* _WHAT THE TASK ASKS_: Below are some entries; can you quote all of them exactly?

* _ENTRIES PROVIDED_:
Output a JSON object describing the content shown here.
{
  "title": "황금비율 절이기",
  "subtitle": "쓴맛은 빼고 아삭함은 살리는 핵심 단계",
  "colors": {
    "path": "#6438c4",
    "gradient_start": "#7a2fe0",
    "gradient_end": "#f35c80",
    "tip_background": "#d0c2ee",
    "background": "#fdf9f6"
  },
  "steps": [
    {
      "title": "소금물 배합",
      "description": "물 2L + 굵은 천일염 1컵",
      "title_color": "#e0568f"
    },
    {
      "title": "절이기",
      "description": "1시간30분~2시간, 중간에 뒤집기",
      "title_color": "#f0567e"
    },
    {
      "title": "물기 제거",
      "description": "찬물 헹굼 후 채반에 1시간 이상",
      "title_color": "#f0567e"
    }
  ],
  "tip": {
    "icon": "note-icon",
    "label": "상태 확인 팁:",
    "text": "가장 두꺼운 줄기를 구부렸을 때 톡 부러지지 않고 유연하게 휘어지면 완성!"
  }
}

* _SOLVED EXERCISE_:
Output a JSON object describing the content shown here.
{
  "title": "황금비율 절이기",
  "subtitle": "쓴맛은 빼고 아삭함은 살리는 핵심 단계",
  "colors": {
    "path": "#6438c4",
    "gradient_start": "#7a2fe0",
    "gradient_end": "#f35c80",
    "tip_background": "#d0c2ee",
    "background": "#fdf9f6"
  },
  "steps": [
    {
      "title": "소금물 배합",
      "description": "물 2L + 굵은 천일염 1컵",
      "title_color": "#e0568f"
    },
    {
      "title": "절이기",
      "description": "1시간30분~2시간, 중간에 뒤집기",
      "title_color": "#f0567e"
    },
    {
      "title": "물기 제거",
      "description": "찬물 헹굼 후 채반에 1시간 이상",
      "title_color": "#f0567e"
    }
  ],
  "tip": {
    "icon": "note-icon",
    "label": "상태 확인 팁:",
    "text": "가장 두꺼운 줄기를 구부렸을 때 톡 부러지지 않고 유연하게 휘어지면 완성!"
  }
}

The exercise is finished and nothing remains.